# Exercise details
Output each entry that follows exactly. Images stay out.

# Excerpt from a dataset
┌──
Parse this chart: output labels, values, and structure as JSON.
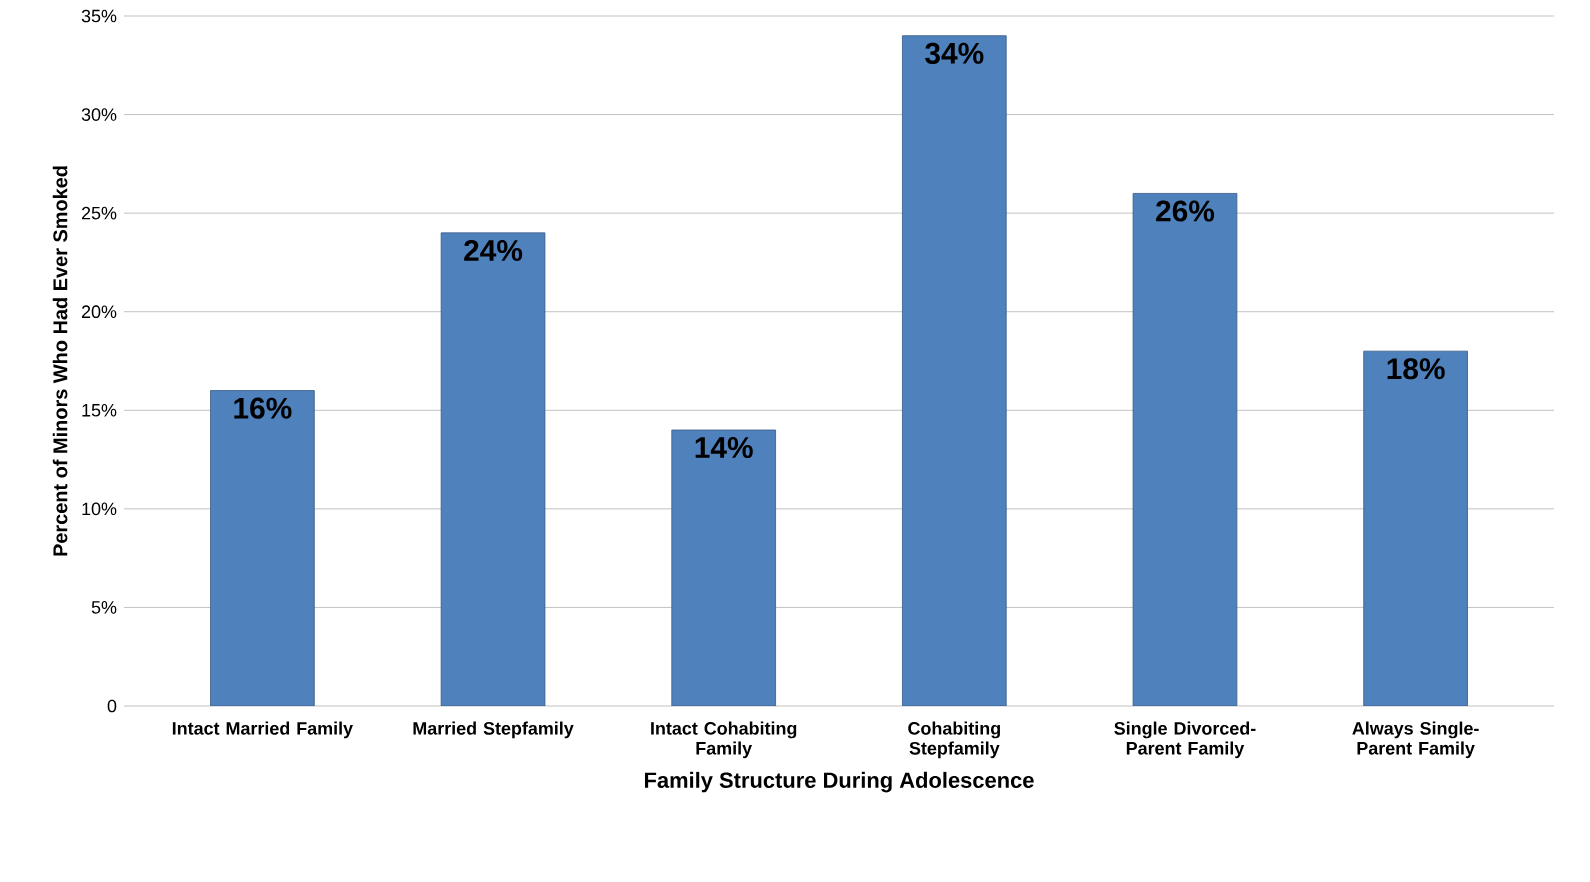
{
  "chart_data": {
    "type": "bar",
    "xlabel": "Family Structure During Adolescence",
    "ylabel": "Percent of Minors Who Had Ever Smoked",
    "categories": [
      "Intact Married Family",
      "Married Stepfamily",
      "Intact Cohabiting Family",
      "Cohabiting Stepfamily",
      "Single Divorced-Parent Family",
      "Always Single-Parent Family"
    ],
    "values": [
      16,
      24,
      14,
      34,
      26,
      18
    ],
    "value_labels": [
      "16%",
      "24%",
      "14%",
      "34%",
      "26%",
      "18%"
    ],
    "color": "#4f81bd",
    "ylim": [
      0,
      35
    ],
    "yticks": [
      {
        "value": 0,
        "label": "0"
      },
      {
        "value": 5,
        "label": "5%"
      },
      {
        "value": 10,
        "label": "10%"
      },
      {
        "value": 15,
        "label": "15%"
      },
      {
        "value": 20,
        "label": "20%"
      },
      {
        "value": 25,
        "label": "25%"
      },
      {
        "value": 30,
        "label": "30%"
      },
      {
        "value": 35,
        "label": "35%"
      }
    ],
    "grid": "y"
  }
}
└──
# Answer for the task
Parse this chart: output labels, values, and structure as JSON.
{
  "chart_data": {
    "type": "bar",
    "xlabel": "Family Structure During Adolescence",
    "ylabel": "Percent of Minors Who Had Ever Smoked",
    "categories": [
      "Intact Married Family",
      "Married Stepfamily",
      "Intact Cohabiting Family",
      "Cohabiting Stepfamily",
      "Single Divorced-Parent Family",
      "Always Single-Parent Family"
    ],
    "values": [
      16,
      24,
      14,
      34,
      26,
      18
    ],
    "value_labels": [
      "16%",
      "24%",
      "14%",
      "34%",
      "26%",
      "18%"
    ],
    "color": "#4f81bd",
    "ylim": [
      0,
      35
    ],
    "yticks": [
      {
        "value": 0,
        "label": "0"
      },
      {
        "value": 5,
        "label": "5%"
      },
      {
        "value": 10,
        "label": "10%"
      },
      {
        "value": 15,
        "label": "15%"
      },
      {
        "value": 20,
        "label": "20%"
      },
      {
        "value": 25,
        "label": "25%"
      },
      {
        "value": 30,
        "label": "30%"
      },
      {
        "value": 35,
        "label": "35%"
      }
    ],
    "grid": "y"
  }
}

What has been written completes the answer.